- _Exercise task_: Each line below should be reproduced without any alteration.

- _Rows_:
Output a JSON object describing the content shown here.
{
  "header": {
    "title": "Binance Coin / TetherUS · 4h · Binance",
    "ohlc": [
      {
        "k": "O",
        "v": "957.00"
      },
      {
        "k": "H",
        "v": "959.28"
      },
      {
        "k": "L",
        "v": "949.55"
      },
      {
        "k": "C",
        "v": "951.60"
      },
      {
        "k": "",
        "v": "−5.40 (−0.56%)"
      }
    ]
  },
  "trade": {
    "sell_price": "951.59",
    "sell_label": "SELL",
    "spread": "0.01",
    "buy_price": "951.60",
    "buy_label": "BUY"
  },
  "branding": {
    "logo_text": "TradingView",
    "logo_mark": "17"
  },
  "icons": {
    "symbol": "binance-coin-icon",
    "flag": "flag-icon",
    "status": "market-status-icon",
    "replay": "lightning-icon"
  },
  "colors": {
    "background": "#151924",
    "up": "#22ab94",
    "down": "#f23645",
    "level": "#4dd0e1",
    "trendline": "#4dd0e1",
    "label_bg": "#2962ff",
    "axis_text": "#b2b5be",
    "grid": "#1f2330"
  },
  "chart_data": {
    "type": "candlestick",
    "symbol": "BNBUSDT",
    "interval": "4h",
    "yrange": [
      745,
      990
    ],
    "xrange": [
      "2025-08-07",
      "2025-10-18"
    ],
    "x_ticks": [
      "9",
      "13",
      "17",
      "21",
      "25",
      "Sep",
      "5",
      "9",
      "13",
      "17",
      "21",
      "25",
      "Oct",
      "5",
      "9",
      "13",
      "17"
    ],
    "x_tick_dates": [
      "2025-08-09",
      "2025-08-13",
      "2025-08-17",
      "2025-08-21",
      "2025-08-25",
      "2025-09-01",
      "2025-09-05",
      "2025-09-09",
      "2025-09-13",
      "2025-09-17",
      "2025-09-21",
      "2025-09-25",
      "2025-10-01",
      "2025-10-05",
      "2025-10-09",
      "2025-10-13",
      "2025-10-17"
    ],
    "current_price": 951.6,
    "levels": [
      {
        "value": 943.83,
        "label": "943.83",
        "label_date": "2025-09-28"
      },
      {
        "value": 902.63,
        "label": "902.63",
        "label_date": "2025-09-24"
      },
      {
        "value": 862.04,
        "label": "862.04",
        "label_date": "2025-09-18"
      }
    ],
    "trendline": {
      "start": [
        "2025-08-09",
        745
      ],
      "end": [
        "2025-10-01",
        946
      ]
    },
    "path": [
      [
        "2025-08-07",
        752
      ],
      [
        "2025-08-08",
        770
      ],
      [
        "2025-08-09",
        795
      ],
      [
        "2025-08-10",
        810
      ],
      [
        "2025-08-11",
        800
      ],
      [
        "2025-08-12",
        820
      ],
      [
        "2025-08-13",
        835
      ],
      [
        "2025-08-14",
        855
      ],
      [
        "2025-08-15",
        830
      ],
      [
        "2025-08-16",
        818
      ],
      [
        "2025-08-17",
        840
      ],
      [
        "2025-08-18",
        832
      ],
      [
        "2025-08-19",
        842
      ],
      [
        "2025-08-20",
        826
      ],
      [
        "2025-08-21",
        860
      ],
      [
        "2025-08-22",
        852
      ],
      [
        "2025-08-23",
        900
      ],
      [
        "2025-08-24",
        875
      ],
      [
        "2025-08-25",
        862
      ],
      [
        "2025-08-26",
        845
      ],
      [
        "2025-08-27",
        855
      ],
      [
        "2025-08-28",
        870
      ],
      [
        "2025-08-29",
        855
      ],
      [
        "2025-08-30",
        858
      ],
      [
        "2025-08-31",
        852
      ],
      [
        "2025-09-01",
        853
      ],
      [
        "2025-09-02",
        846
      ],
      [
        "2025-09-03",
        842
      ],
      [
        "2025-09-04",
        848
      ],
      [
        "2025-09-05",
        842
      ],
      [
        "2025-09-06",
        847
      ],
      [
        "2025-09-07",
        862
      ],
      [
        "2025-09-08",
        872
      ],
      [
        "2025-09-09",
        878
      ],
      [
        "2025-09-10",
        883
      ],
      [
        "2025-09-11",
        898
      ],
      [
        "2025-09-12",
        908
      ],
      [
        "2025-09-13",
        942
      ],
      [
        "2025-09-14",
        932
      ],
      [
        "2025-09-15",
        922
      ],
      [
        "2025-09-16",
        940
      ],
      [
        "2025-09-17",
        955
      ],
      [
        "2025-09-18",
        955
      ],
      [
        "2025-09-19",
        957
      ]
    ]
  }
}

- _Solved problem_:
Output a JSON object describing the content shown here.
{
  "header": {
    "title": "Binance Coin / TetherUS · 4h · Binance",
    "ohlc": [
      {
        "k": "O",
        "v": "957.00"
      },
      {
        "k": "H",
        "v": "959.28"
      },
      {
        "k": "L",
        "v": "949.55"
      },
      {
        "k": "C",
        "v": "951.60"
      },
      {
        "k": "",
        "v": "−5.40 (−0.56%)"
      }
    ]
  },
  "trade": {
    "sell_price": "951.59",
    "sell_label": "SELL",
    "spread": "0.01",
    "buy_price": "951.60",
    "buy_label": "BUY"
  },
  "branding": {
    "logo_text": "TradingView",
    "logo_mark": "17"
  },
  "icons": {
    "symbol": "binance-coin-icon",
    "flag": "flag-icon",
    "status": "market-status-icon",
    "replay": "lightning-icon"
  },
  "colors": {
    "background": "#151924",
    "up": "#22ab94",
    "down": "#f23645",
    "level": "#4dd0e1",
    "trendline": "#4dd0e1",
    "label_bg": "#2962ff",
    "axis_text": "#b2b5be",
    "grid": "#1f2330"
  },
  "chart_data": {
    "type": "candlestick",
    "symbol": "BNBUSDT",
    "interval": "4h",
    "yrange": [
      745,
      990
    ],
    "xrange": [
      "2025-08-07",
      "2025-10-18"
    ],
    "x_ticks": [
      "9",
      "13",
      "17",
      "21",
      "25",
      "Sep",
      "5",
      "9",
      "13",
      "17",
      "21",
      "25",
      "Oct",
      "5",
      "9",
      "13",
      "17"
    ],
    "x_tick_dates": [
      "2025-08-09",
      "2025-08-13",
      "2025-08-17",
      "2025-08-21",
      "2025-08-25",
      "2025-09-01",
      "2025-09-05",
      "2025-09-09",
      "2025-09-13",
      "2025-09-17",
      "2025-09-21",
      "2025-09-25",
      "2025-10-01",
      "2025-10-05",
      "2025-10-09",
      "2025-10-13",
      "2025-10-17"
    ],
    "current_price": 951.6,
    "levels": [
      {
        "value": 943.83,
        "label": "943.83",
        "label_date": "2025-09-28"
      },
      {
        "value": 902.63,
        "label": "902.63",
        "label_date": "2025-09-24"
      },
      {
        "value": 862.04,
        "label": "862.04",
        "label_date": "2025-09-18"
      }
    ],
    "trendline": {
      "start": [
        "2025-08-09",
        745
      ],
      "end": [
        "2025-10-01",
        946
      ]
    },
    "path": [
      [
        "2025-08-07",
        752
      ],
      [
        "2025-08-08",
        770
      ],
      [
        "2025-08-09",
        795
      ],
      [
        "2025-08-10",
        810
      ],
      [
        "2025-08-11",
        800
      ],
      [
        "2025-08-12",
        820
      ],
      [
        "2025-08-13",
        835
      ],
      [
        "2025-08-14",
        855
      ],
      [
        "2025-08-15",
        830
      ],
      [
        "2025-08-16",
        818
      ],
      [
        "2025-08-17",
        840
      ],
      [
        "2025-08-18",
        832
      ],
      [
        "2025-08-19",
        842
      ],
      [
        "2025-08-20",
        826
      ],
      [
        "2025-08-21",
        860
      ],
      [
        "2025-08-22",
        852
      ],
      [
        "2025-08-23",
        900
      ],
      [
        "2025-08-24",
        875
      ],
      [
        "2025-08-25",
        862
      ],
      [
        "2025-08-26",
        845
      ],
      [
        "2025-08-27",
        855
      ],
      [
        "2025-08-28",
        870
      ],
      [
        "2025-08-29",
        855
      ],
      [
        "2025-08-30",
        858
      ],
      [
        "2025-08-31",
        852
      ],
      [
        "2025-09-01",
        853
      ],
      [
        "2025-09-02",
        846
      ],
      [
        "2025-09-03",
        842
      ],
      [
        "2025-09-04",
        848
      ],
      [
        "2025-09-05",
        842
      ],
      [
        "2025-09-06",
        847
      ],
      [
        "2025-09-07",
        862
      ],
      [
        "2025-09-08",
        872
      ],
      [
        "2025-09-09",
        878
      ],
      [
        "2025-09-10",
        883
      ],
      [
        "2025-09-11",
        898
      ],
      [
        "2025-09-12",
        908
      ],
      [
        "2025-09-13",
        942
      ],
      [
        "2025-09-14",
        932
      ],
      [
        "2025-09-15",
        922
      ],
      [
        "2025-09-16",
        940
      ],
      [
        "2025-09-17",
        955
      ],
      [
        "2025-09-18",
        955
      ],
      [
        "2025-09-19",
        957
      ]
    ]
  }
}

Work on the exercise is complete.